— BEGIN —
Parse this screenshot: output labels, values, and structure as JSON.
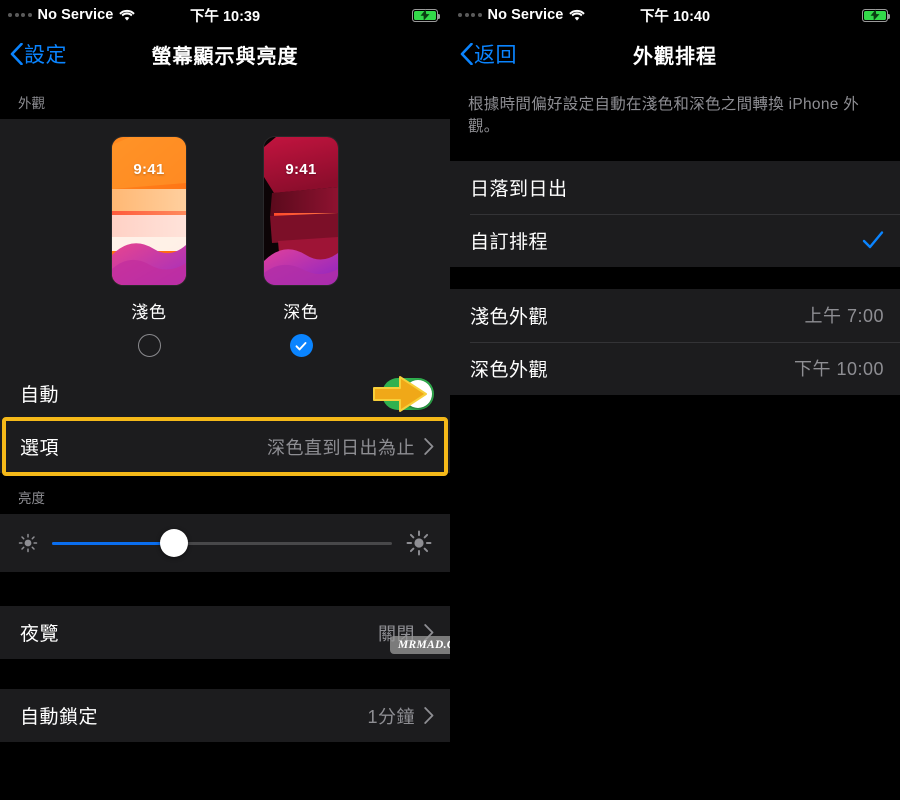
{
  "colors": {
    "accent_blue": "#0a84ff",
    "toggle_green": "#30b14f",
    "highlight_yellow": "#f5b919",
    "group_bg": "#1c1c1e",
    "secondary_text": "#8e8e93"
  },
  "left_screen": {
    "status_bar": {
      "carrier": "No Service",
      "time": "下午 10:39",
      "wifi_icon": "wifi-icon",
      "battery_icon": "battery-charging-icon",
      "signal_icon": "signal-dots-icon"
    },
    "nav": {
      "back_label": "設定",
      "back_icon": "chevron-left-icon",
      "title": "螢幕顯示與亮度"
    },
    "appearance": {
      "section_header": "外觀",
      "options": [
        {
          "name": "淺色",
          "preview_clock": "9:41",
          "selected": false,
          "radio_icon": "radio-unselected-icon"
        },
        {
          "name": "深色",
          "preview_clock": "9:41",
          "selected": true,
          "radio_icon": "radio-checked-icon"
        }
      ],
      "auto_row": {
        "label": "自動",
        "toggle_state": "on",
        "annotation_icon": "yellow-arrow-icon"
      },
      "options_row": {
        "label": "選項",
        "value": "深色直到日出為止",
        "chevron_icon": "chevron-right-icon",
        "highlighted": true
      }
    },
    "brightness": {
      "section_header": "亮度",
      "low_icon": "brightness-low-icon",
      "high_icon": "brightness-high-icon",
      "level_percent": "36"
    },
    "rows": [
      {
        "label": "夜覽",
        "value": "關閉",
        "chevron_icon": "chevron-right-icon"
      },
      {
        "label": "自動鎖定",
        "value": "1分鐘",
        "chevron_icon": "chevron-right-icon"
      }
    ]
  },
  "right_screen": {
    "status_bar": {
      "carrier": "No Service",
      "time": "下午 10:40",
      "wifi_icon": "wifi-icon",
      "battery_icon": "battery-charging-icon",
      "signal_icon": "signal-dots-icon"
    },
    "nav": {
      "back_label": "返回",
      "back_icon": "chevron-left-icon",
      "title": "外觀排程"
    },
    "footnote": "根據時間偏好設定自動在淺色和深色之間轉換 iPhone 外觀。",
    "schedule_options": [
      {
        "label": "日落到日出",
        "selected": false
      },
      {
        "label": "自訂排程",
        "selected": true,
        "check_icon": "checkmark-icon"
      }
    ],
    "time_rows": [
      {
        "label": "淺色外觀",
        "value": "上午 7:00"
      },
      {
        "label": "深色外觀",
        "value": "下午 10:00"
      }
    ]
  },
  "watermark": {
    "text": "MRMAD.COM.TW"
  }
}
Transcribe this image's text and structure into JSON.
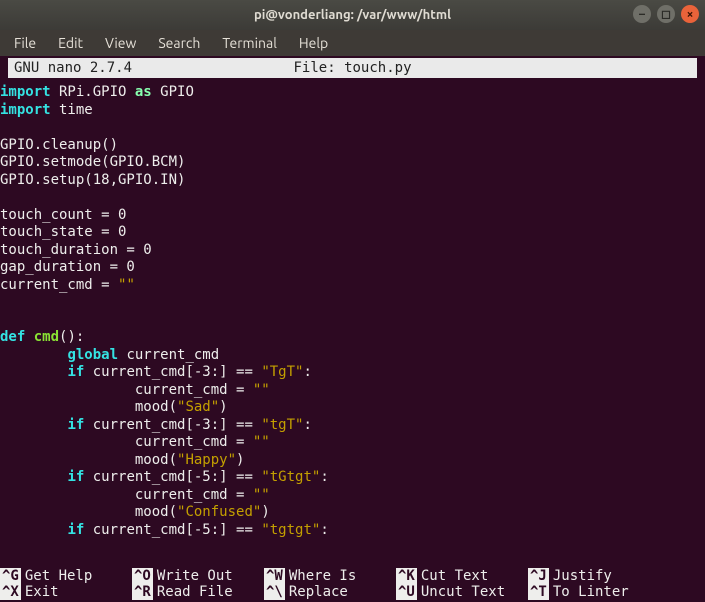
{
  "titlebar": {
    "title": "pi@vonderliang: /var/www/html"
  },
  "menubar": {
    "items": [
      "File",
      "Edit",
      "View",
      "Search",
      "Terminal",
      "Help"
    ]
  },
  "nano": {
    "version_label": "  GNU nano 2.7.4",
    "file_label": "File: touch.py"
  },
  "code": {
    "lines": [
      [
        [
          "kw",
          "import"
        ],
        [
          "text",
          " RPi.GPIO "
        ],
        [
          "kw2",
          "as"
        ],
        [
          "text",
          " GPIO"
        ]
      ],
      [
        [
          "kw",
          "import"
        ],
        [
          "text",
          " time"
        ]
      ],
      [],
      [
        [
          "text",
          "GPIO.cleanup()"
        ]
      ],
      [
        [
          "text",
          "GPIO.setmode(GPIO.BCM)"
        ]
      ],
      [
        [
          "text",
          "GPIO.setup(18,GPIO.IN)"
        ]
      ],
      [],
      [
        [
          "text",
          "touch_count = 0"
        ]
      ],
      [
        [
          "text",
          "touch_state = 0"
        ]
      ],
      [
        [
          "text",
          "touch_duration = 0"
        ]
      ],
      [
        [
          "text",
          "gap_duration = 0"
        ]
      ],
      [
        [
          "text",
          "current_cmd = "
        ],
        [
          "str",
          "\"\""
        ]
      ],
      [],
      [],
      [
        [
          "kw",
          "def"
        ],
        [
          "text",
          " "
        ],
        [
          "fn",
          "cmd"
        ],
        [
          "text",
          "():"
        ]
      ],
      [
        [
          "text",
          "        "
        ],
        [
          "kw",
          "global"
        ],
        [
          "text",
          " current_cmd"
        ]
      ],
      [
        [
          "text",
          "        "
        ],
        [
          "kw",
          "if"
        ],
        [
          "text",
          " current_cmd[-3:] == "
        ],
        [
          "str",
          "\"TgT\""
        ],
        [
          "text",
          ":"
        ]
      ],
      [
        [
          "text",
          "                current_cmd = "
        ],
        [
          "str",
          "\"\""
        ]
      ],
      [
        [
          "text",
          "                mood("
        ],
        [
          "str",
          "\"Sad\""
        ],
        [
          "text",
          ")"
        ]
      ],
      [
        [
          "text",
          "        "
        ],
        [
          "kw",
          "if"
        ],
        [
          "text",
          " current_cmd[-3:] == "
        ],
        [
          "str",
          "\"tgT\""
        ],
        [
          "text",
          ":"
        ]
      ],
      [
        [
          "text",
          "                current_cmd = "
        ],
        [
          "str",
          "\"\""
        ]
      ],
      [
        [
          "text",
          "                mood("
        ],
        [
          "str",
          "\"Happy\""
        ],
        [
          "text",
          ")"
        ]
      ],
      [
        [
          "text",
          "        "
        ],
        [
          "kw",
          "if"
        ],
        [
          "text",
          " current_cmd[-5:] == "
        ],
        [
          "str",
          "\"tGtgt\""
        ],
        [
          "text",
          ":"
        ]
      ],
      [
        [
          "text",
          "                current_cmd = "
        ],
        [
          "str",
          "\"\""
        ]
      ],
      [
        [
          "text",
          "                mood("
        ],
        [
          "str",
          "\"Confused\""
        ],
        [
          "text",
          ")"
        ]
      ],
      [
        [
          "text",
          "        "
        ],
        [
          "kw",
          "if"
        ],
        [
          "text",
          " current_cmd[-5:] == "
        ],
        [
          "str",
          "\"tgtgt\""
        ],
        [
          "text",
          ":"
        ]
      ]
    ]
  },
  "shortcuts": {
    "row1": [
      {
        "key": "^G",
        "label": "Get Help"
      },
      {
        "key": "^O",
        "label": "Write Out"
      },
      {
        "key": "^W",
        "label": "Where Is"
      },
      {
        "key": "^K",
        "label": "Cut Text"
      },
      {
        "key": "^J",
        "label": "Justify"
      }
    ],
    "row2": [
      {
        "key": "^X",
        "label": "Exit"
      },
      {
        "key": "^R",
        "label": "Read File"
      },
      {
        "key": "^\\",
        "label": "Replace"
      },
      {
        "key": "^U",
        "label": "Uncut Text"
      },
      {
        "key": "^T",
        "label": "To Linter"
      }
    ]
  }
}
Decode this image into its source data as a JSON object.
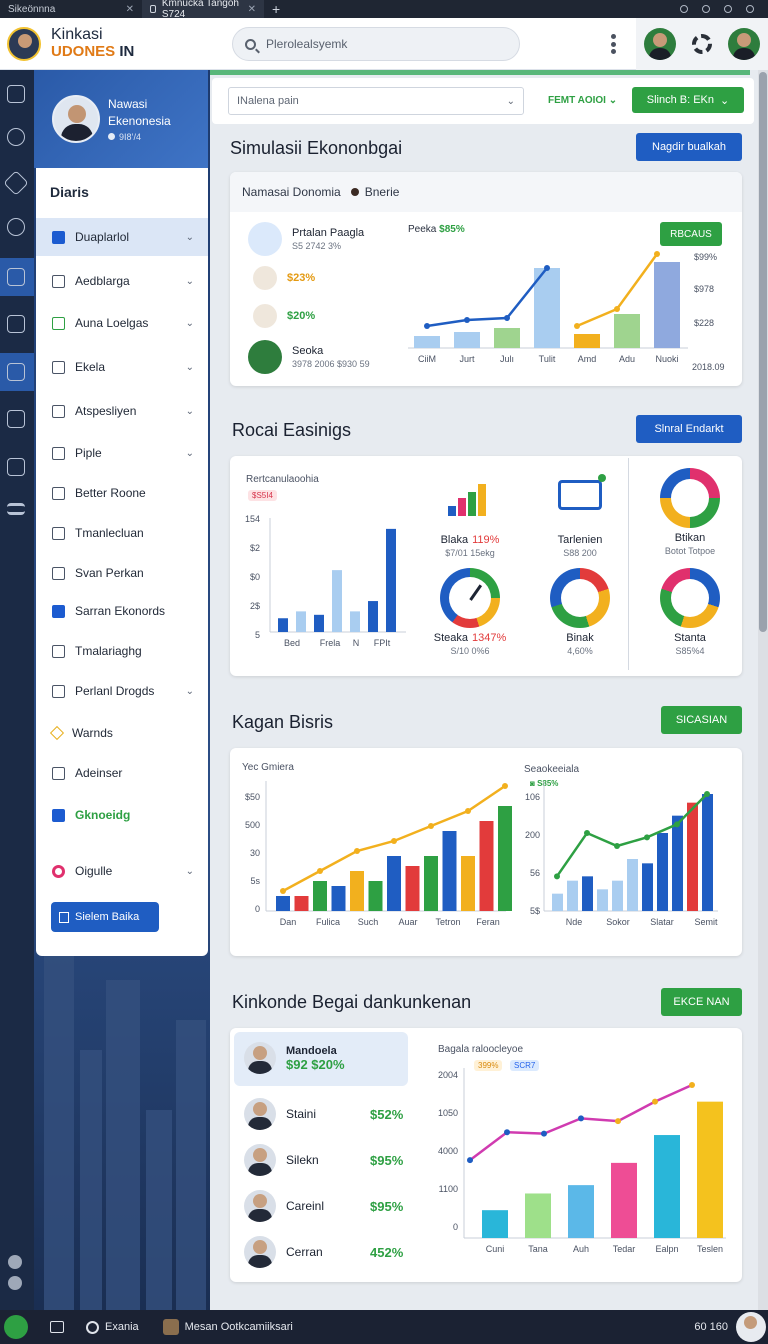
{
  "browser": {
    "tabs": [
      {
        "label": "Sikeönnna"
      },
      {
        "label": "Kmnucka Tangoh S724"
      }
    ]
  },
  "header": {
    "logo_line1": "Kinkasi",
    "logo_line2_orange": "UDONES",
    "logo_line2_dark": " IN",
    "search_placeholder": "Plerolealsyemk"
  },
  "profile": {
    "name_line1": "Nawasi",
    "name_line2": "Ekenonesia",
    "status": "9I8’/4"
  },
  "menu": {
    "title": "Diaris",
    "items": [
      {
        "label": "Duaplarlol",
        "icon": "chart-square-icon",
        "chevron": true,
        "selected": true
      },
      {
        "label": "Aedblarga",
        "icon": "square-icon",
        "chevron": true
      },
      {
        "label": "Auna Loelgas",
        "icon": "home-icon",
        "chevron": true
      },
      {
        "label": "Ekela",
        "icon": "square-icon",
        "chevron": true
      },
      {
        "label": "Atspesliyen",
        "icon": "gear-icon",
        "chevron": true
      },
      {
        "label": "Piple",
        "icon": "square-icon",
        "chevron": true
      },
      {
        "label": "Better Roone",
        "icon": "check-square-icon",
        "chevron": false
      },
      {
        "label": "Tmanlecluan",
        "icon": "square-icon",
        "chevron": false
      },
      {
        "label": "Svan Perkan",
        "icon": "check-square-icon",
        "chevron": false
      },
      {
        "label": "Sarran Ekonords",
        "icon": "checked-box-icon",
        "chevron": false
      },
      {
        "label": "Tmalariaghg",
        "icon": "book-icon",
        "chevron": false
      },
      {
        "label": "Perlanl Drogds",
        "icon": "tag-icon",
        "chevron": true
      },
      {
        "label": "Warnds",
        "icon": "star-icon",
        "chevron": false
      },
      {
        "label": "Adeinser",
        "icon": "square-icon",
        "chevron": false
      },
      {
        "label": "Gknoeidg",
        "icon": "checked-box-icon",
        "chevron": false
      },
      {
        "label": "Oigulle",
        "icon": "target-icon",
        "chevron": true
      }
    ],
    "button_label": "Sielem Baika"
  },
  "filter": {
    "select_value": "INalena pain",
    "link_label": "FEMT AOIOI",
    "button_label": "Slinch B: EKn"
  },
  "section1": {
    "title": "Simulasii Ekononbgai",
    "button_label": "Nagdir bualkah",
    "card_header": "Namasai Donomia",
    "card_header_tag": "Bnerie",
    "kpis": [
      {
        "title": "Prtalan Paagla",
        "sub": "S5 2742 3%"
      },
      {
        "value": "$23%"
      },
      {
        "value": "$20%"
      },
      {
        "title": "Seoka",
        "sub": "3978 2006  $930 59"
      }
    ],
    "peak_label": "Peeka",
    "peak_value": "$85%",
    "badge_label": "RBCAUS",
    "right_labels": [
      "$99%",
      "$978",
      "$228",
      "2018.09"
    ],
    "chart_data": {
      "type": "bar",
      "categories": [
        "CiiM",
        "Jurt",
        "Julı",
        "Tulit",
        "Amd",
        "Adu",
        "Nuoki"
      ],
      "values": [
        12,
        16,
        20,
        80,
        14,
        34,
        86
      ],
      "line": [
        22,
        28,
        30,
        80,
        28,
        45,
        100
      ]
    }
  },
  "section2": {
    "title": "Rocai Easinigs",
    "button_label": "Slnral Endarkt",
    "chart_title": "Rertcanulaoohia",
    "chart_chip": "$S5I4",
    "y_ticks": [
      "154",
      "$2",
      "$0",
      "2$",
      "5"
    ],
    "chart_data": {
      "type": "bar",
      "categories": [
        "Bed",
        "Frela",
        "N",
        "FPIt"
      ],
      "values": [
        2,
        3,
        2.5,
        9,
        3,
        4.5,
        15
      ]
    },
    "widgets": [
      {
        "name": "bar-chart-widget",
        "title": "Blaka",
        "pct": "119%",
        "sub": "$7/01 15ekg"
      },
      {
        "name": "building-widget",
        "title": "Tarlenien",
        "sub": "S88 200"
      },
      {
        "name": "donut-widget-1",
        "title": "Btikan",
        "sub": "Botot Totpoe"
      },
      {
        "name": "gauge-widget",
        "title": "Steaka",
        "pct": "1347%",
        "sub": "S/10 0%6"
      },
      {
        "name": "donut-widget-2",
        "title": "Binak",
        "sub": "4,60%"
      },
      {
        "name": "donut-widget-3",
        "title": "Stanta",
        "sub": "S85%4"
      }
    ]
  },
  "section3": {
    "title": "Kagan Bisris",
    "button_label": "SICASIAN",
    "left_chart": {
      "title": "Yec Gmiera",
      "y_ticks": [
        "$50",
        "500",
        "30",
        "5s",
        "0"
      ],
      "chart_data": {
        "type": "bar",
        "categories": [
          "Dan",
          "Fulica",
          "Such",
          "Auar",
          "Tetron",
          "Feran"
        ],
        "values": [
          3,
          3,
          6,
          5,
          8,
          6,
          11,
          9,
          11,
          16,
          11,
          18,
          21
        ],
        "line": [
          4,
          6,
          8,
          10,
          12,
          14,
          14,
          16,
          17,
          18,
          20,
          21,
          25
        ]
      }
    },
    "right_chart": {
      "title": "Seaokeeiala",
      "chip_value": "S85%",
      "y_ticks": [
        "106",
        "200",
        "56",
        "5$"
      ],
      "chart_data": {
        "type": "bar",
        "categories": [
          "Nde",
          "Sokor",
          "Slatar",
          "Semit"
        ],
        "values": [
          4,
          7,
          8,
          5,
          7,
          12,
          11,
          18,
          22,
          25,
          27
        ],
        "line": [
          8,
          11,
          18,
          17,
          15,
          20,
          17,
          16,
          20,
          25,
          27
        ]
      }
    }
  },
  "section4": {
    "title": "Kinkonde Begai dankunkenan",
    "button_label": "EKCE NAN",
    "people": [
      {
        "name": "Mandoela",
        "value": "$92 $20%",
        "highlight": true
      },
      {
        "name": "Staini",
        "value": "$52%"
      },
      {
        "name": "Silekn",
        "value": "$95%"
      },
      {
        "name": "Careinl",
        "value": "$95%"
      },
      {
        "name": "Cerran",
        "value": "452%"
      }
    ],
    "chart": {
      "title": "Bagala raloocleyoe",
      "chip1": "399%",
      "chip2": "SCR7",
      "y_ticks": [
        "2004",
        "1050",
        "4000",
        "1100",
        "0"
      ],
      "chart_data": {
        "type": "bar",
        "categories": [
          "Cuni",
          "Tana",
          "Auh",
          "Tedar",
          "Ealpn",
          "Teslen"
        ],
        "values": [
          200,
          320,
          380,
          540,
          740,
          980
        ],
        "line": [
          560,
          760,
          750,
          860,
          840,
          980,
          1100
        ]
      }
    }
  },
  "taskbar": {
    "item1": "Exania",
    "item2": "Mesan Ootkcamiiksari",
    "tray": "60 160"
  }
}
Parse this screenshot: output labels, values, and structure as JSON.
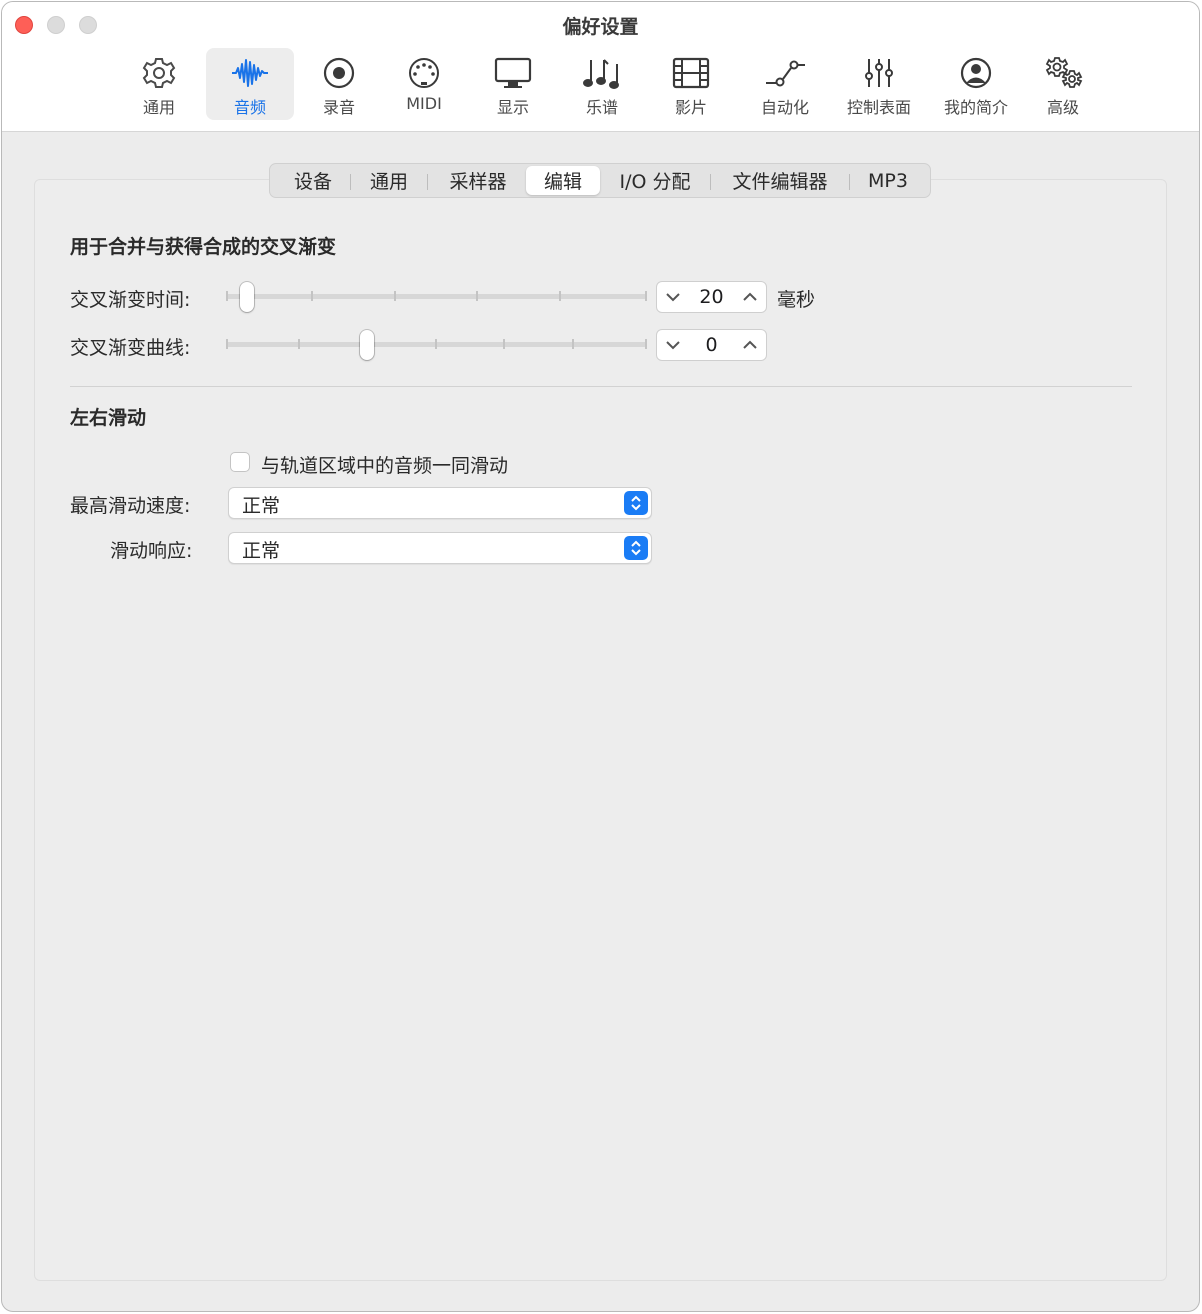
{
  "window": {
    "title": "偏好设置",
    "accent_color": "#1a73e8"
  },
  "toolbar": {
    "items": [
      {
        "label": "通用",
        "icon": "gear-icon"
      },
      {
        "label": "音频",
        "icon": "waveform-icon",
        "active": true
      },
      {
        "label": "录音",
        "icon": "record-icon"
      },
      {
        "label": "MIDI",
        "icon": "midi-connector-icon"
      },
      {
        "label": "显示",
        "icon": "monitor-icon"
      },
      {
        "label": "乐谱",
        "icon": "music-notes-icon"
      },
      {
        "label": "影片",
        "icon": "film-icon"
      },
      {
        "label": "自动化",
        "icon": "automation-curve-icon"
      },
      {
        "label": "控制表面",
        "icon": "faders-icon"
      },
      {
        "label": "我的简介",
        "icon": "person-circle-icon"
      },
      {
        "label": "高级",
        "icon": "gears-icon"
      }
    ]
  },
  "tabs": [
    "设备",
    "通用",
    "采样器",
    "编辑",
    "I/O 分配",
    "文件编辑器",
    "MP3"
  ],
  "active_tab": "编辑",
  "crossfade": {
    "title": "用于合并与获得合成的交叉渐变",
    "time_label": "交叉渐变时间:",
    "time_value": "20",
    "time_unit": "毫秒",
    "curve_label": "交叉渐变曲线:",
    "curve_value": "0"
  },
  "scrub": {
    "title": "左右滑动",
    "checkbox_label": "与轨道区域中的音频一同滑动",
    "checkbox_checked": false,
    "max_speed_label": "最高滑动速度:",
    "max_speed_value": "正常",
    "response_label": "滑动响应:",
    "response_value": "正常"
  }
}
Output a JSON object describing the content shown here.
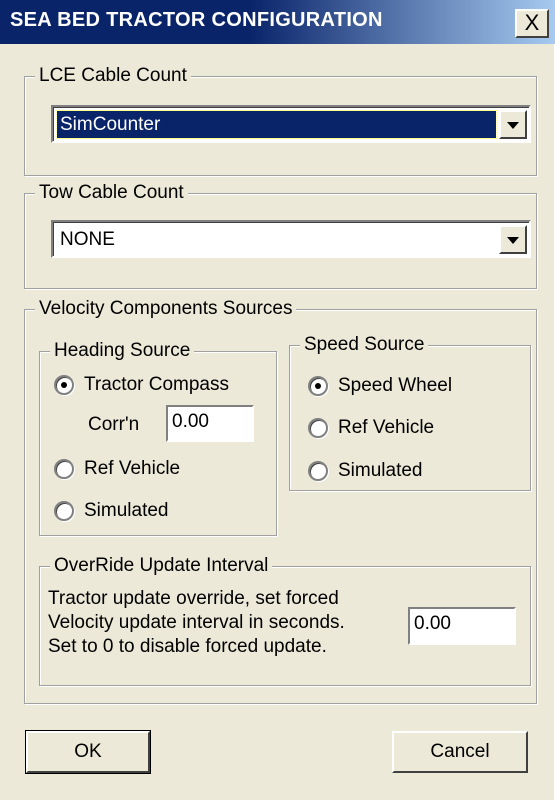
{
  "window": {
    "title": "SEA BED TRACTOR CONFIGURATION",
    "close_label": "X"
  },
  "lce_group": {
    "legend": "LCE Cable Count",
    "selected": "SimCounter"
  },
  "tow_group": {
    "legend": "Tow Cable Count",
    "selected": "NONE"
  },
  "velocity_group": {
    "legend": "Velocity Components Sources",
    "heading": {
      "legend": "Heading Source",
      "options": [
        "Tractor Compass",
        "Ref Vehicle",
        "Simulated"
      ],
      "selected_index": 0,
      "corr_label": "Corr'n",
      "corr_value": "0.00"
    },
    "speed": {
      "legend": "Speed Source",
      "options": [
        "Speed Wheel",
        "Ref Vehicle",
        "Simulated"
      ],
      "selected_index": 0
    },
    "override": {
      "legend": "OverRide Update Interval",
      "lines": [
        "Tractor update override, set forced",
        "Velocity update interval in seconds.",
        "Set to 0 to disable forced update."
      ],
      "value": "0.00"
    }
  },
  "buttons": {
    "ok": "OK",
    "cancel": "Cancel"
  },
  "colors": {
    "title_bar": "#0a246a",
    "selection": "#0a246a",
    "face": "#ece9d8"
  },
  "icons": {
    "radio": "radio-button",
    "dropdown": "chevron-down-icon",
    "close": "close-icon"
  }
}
— END —
TASK TO CARRY OUT: Please retype the entries above word for word, but only from the line containing "Output a JSON" through the last line, and without the pictures.

ANSWER TO THIS PROBLEM:
Output a JSON object describing the content shown here.
{
  "window": {
    "title": "SEA BED TRACTOR CONFIGURATION",
    "close_label": "X"
  },
  "lce_group": {
    "legend": "LCE Cable Count",
    "selected": "SimCounter"
  },
  "tow_group": {
    "legend": "Tow Cable Count",
    "selected": "NONE"
  },
  "velocity_group": {
    "legend": "Velocity Components Sources",
    "heading": {
      "legend": "Heading Source",
      "options": [
        "Tractor Compass",
        "Ref Vehicle",
        "Simulated"
      ],
      "selected_index": 0,
      "corr_label": "Corr'n",
      "corr_value": "0.00"
    },
    "speed": {
      "legend": "Speed Source",
      "options": [
        "Speed Wheel",
        "Ref Vehicle",
        "Simulated"
      ],
      "selected_index": 0
    },
    "override": {
      "legend": "OverRide Update Interval",
      "lines": [
        "Tractor update override, set forced",
        "Velocity update interval in seconds.",
        "Set to 0 to disable forced update."
      ],
      "value": "0.00"
    }
  },
  "buttons": {
    "ok": "OK",
    "cancel": "Cancel"
  },
  "colors": {
    "title_bar": "#0a246a",
    "selection": "#0a246a",
    "face": "#ece9d8"
  },
  "icons": {
    "radio": "radio-button",
    "dropdown": "chevron-down-icon",
    "close": "close-icon"
  }
}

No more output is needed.